▸ **DIRECTION 1**: Turn the listing, from its first line up to and including the line with "toc-entry-title xyxy=(76,575,510,591)", into a Markdown table with two columns, Row and Line. Row holds a row number and Line holds the listing line, and blank lines are left out.

▸ **DOCUMENT EXCERPT**:
-=-=-=-=-

Judging by the band's earthy, "Phish-Phan" appearance,
one rightfully expects a more acoustic-based, jam band homebrew, perhaps
even spiced with some 70's rock flavor. Oddly enough, Pilotdrift
instead crafts spacey, Bowie-like melodies and sings them through
Gothic baritone vibratos. And the musical framework creates the sound
and eerie hum of a haunted house - where inside wax figures and serial
killers waltz together to pump organs, full orchestra chills and sci-fi
synthesizers. The result? Spooky, beautiful compositions that, though
at times overly melodramatic, disturb as much as they delight.
The first track, "Caught In My Trap," starts Water Sphere
on the right foot. Kelly Carr's vocals quiver with a sort of
Dracula-esque tone, romantic and horrific. "I am not who you
think I am," the narrator warns. He's not a "warm helpful
generous man." No, he's a madman, and he has you trapped! Now
"you're tied," and though you try to escape, the villainous
narrator pushes you to the ground. "You're falling down/you're
falling down" a demonic choir chants in the background, as violins
and pianos fearfully run in place, unable to escape the madman's evil
"I am not who you think that I am . . . I eat humans' heart
All nine songs on Water Sphere haunt the album with a similar
terror of this first track, though each brings its own subtle variations.

-=-=-=-=-

▸ **RECORDS SHOWN**:
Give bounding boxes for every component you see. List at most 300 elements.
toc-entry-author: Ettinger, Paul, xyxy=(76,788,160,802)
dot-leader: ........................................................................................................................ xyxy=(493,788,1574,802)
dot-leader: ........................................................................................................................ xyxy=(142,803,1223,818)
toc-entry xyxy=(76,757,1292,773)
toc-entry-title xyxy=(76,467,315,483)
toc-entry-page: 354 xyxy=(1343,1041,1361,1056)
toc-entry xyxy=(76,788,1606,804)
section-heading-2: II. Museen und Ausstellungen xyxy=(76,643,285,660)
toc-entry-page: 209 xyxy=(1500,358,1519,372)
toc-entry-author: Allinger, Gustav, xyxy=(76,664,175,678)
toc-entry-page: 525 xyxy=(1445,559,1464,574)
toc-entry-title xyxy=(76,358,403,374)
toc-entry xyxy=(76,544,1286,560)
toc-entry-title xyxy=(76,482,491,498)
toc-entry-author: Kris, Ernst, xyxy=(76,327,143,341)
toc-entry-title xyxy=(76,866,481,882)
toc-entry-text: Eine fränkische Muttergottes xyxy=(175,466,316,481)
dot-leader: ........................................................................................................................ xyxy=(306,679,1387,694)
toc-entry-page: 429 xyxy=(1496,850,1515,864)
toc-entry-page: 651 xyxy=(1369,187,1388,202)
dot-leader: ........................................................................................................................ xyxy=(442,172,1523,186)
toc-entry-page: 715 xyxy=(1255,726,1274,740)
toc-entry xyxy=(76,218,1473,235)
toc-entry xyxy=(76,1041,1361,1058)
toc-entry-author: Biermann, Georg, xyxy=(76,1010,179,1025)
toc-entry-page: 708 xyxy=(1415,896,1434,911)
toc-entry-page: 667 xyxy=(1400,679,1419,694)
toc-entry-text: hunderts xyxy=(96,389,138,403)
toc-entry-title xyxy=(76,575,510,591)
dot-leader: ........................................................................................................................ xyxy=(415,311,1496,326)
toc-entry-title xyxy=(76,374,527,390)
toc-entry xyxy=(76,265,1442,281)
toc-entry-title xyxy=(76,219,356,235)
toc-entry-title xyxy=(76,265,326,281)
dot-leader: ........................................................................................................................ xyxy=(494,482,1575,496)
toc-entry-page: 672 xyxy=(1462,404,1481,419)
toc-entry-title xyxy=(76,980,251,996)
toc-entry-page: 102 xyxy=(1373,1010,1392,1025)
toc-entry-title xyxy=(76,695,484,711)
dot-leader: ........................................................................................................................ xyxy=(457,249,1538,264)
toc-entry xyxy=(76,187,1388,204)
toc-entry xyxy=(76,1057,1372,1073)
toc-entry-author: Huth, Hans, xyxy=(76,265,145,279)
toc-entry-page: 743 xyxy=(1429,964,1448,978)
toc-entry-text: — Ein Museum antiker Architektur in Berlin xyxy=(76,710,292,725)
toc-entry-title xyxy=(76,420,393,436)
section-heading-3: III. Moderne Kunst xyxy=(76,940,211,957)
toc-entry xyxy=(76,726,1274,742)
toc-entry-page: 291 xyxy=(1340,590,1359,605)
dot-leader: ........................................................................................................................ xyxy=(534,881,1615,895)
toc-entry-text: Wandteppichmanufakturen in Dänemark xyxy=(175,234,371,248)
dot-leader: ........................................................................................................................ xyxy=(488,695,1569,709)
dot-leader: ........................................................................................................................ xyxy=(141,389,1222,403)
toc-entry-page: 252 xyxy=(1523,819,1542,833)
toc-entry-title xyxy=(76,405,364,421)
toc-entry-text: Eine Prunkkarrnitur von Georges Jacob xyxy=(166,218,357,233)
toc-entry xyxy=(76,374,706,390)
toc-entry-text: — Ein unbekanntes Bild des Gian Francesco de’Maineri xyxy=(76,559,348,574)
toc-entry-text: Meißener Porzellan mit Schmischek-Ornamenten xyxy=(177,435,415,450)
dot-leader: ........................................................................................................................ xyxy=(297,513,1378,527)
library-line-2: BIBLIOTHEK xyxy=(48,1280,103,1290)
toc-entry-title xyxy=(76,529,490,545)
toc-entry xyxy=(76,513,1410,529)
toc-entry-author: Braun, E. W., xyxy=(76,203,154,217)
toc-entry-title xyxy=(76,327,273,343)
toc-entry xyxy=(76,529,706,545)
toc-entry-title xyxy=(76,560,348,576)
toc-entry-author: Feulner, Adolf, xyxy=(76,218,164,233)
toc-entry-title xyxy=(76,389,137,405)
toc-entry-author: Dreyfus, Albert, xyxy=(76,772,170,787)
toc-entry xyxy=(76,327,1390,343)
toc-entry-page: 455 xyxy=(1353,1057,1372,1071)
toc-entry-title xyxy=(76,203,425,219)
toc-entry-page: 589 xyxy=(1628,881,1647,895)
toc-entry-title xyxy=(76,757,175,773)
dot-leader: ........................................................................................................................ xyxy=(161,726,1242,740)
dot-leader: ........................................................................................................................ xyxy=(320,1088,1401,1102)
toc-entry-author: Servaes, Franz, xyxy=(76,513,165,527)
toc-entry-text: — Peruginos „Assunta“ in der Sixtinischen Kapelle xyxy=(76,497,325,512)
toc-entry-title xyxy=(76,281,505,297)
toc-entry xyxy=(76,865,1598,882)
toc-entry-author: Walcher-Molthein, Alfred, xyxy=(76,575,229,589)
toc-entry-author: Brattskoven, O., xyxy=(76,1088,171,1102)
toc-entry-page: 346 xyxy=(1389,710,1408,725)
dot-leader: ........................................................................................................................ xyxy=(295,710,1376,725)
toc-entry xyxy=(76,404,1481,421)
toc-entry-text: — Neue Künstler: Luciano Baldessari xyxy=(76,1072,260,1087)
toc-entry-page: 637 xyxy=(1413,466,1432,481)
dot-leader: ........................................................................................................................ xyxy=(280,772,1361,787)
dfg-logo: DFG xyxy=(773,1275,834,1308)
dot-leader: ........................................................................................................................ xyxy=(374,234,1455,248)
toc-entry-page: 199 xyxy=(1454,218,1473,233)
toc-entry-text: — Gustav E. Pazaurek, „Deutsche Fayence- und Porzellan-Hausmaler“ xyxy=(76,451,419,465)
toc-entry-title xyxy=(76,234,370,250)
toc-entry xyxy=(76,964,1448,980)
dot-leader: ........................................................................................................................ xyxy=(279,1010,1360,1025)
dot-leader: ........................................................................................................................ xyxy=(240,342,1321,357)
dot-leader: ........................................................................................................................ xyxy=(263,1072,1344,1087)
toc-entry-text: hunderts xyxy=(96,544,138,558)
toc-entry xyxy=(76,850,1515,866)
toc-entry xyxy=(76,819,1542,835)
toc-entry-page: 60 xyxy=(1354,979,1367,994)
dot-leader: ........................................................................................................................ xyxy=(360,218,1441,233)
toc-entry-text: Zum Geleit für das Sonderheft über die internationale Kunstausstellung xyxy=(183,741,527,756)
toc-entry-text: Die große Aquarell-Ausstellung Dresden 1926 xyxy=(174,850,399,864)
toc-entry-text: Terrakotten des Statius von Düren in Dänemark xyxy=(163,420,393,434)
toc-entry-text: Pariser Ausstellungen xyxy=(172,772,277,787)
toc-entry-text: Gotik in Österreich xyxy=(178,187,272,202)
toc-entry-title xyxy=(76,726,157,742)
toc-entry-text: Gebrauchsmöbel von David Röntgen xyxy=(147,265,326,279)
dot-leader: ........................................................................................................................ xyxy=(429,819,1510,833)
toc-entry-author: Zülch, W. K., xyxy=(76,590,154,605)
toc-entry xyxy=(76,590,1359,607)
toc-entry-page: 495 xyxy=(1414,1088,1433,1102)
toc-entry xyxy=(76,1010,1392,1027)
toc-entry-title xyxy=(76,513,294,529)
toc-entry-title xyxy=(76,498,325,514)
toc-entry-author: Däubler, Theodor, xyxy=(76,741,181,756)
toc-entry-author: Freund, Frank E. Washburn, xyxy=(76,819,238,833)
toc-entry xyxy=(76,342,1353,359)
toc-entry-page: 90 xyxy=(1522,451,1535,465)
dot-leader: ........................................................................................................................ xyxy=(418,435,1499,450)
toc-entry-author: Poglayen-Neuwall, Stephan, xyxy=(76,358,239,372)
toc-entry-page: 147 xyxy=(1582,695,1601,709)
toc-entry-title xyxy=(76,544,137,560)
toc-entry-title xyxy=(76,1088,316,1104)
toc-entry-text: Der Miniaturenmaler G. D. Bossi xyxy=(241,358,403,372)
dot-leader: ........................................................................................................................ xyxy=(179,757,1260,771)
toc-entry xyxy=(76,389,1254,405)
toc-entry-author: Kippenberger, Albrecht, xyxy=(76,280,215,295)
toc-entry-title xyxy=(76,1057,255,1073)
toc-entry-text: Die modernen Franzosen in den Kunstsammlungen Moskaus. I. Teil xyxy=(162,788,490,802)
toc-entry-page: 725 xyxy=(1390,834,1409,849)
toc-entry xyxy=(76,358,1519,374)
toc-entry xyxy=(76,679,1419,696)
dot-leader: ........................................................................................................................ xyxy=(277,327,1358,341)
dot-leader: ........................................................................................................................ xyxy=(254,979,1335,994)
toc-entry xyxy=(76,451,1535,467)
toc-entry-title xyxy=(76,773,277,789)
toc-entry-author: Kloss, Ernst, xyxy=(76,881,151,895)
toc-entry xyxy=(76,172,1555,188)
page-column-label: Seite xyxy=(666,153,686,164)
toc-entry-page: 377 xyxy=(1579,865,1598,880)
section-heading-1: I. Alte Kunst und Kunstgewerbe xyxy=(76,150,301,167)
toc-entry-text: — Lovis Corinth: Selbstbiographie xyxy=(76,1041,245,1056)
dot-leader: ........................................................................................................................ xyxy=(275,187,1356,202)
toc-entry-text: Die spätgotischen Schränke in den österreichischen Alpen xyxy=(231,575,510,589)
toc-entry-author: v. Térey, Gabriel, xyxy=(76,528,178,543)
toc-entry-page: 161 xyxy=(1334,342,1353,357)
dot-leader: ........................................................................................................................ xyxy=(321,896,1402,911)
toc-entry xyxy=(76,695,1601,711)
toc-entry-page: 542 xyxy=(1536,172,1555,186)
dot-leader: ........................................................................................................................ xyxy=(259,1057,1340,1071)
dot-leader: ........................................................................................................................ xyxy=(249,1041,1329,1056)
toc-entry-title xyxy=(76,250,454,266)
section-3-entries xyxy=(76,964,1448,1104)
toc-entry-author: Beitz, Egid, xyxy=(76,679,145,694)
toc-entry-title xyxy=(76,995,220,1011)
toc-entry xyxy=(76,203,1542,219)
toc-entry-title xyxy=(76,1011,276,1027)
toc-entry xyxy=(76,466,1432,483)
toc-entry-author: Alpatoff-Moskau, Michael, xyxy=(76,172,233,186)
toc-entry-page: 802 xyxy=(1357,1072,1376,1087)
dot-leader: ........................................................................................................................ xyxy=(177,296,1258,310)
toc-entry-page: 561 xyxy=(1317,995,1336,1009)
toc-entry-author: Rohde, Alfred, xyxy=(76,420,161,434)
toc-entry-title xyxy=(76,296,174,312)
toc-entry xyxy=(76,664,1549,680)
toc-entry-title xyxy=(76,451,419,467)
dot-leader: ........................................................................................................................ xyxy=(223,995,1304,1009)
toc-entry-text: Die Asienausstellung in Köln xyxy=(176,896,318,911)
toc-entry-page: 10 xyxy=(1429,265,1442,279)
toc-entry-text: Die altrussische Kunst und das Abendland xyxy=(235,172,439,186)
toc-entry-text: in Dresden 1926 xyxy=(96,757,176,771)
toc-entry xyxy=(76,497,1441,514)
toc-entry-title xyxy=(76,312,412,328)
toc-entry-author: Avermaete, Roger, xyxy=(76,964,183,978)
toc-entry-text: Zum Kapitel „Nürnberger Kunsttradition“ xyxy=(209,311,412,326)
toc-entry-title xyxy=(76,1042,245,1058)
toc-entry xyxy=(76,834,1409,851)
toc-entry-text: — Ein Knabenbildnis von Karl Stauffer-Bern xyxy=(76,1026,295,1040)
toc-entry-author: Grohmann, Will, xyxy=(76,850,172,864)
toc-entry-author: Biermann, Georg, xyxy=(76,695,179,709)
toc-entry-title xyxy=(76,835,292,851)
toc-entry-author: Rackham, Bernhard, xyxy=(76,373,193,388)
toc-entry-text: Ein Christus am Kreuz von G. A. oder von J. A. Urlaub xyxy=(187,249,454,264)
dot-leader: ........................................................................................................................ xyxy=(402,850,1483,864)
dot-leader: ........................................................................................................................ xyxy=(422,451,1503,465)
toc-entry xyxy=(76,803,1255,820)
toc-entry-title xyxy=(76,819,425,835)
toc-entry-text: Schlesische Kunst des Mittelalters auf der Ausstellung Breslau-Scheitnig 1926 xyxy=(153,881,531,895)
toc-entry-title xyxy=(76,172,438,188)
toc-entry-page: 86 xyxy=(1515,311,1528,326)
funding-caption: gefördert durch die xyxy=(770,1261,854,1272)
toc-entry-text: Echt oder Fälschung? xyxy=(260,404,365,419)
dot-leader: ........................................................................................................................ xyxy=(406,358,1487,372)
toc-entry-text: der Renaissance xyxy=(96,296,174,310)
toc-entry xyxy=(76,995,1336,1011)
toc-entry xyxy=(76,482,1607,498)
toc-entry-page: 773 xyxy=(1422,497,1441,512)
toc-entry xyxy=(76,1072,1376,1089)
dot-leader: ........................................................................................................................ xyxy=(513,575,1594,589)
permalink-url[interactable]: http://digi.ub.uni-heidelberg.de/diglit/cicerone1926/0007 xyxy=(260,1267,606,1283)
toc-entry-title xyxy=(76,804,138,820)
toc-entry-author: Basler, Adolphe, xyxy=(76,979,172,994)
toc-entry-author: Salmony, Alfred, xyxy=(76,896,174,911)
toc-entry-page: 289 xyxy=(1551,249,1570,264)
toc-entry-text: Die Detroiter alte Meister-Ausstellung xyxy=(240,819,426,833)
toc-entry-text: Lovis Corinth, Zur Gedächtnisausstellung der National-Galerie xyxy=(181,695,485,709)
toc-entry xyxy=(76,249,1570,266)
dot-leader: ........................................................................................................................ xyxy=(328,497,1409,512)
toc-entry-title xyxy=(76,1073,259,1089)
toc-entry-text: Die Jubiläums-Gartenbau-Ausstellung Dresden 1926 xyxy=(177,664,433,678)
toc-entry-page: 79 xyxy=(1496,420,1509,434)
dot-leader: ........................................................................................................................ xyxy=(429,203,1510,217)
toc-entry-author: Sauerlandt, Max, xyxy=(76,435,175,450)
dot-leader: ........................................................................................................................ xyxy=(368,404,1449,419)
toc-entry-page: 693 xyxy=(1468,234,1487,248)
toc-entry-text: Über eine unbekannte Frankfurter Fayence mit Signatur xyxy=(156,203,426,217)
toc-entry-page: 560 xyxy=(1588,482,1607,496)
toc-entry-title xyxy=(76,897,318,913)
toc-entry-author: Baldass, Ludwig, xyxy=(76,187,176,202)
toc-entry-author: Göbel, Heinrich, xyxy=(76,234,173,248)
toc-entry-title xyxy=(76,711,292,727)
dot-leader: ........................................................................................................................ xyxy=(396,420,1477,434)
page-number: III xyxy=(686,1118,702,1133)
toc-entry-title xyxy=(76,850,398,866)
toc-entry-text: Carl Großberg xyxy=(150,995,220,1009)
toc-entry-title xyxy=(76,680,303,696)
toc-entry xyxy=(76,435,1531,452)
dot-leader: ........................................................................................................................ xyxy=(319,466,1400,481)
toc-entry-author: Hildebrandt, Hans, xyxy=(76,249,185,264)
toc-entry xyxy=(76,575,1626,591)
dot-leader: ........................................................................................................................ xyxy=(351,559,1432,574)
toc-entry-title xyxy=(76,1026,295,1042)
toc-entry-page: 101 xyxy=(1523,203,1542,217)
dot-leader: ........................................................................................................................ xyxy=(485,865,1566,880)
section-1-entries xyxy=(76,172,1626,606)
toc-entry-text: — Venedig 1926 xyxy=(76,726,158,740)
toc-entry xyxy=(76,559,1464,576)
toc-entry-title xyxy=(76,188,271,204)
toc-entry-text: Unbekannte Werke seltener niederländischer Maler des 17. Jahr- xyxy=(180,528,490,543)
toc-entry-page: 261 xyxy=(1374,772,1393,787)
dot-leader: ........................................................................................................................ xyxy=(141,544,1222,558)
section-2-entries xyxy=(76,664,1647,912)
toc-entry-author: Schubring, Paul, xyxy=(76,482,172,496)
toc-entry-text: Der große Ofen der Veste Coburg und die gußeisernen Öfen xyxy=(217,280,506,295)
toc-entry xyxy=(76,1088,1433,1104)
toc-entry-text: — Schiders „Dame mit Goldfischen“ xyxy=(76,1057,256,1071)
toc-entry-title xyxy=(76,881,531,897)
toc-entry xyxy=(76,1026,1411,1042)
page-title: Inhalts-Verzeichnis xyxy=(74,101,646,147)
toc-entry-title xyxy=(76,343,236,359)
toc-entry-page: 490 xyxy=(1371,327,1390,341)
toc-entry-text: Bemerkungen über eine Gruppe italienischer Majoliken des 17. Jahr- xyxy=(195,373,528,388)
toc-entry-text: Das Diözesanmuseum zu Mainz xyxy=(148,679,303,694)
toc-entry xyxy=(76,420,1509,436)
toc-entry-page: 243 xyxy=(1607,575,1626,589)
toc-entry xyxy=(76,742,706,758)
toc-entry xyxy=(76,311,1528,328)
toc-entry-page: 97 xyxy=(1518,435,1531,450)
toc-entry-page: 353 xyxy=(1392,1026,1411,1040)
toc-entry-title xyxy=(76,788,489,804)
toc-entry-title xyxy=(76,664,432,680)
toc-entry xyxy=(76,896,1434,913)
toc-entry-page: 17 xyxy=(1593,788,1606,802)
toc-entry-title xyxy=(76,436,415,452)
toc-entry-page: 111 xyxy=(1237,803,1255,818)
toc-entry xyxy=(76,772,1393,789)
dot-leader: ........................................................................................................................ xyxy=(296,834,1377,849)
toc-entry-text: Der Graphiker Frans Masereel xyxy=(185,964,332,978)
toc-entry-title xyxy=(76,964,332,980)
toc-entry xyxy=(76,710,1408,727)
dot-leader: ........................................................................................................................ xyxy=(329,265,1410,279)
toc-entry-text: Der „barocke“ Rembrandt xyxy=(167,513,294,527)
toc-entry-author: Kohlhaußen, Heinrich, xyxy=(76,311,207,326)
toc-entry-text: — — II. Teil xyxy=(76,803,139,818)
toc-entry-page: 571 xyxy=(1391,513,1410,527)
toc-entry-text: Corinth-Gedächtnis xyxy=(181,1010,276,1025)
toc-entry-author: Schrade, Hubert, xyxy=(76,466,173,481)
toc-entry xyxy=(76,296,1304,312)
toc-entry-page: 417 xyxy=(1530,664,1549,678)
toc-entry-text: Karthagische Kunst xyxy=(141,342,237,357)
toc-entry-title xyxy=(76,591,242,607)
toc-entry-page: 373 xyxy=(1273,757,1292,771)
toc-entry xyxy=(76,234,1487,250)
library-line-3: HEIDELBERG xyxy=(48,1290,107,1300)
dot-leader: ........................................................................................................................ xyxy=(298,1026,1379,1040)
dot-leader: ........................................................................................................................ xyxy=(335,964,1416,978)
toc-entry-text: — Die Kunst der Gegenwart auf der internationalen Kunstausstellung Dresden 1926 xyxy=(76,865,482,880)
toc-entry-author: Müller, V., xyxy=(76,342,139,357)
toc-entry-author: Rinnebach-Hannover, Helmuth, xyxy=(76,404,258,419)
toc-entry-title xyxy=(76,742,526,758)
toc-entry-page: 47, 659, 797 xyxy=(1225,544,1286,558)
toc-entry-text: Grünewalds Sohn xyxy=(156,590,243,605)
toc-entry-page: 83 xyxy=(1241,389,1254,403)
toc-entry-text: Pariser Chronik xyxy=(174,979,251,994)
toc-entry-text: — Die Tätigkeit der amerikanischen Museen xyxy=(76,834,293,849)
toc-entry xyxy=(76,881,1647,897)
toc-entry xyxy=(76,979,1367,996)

-=-=-=-=-

▸ **DIRECTION 2**: Name every musical instrument that the album review mentions.

▸ **TASK RESULT 1**:
| Row | Line |
|---|---|
| 1 | Give bounding boxes for every component you see. List at most 300 elements. |
| 2 | toc-entry-author: Ettinger, Paul, xyxy=(76,788,160,802) |
| 3 | dot-leader: ........................................................................................................................ xyxy=(493,788,1574,802) |
| 4 | dot-leader: ........................................................................................................................ xyxy=(142,803,1223,818) |
| 5 | toc-entry xyxy=(76,757,1292,773) |
| 6 | toc-entry-title xyxy=(76,467,315,483) |
| 7 | toc-entry-page: 354 xyxy=(1343,1041,1361,1056) |
| 8 | toc-entry xyxy=(76,788,1606,804) |
| 9 | section-heading-2: II. Museen und Ausstellungen xyxy=(76,643,285,660) |
| 10 | toc-entry-page: 209 xyxy=(1500,358,1519,372) |
| 11 | toc-entry-author: Allinger, Gustav, xyxy=(76,664,175,678) |
| 12 | toc-entry-page: 525 xyxy=(1445,559,1464,574) |
| 13 | toc-entry-title xyxy=(76,358,403,374) |
| 14 | toc-entry xyxy=(76,544,1286,560) |
| 15 | toc-entry-title xyxy=(76,482,491,498) |
| 16 | toc-entry-author: Kris, Ernst, xyxy=(76,327,143,341) |
| 17 | toc-entry-title xyxy=(76,866,481,882) |
| 18 | toc-entry-text: Eine fränkische Muttergottes xyxy=(175,466,316,481) |
| 19 | dot-leader: ........................................................................................................................ xyxy=(306,679,1387,694) |
| 20 | toc-entry-page: 429 xyxy=(1496,850,1515,864) |
| 21 | toc-entry-page: 651 xyxy=(1369,187,1388,202) |
| 22 | dot-leader: ........................................................................................................................ xyxy=(442,172,1523,186) |
| 23 | toc-entry-page: 715 xyxy=(1255,726,1274,740) |
| 24 | toc-entry xyxy=(76,218,1473,235) |
| 25 | toc-entry xyxy=(76,1041,1361,1058) |
| 26 | toc-entry-author: Biermann, Georg, xyxy=(76,1010,179,1025) |
| 27 | toc-entry-page: 708 xyxy=(1415,896,1434,911) |
| 28 | toc-entry-page: 667 xyxy=(1400,679,1419,694) |
| 29 | toc-entry-text: hunderts xyxy=(96,389,138,403) |
| 30 | toc-entry-title xyxy=(76,575,510,591) |

▸ **TASK RESULT 2**:
- pump organs
- sci-fi synthesizers
- violins
- pianos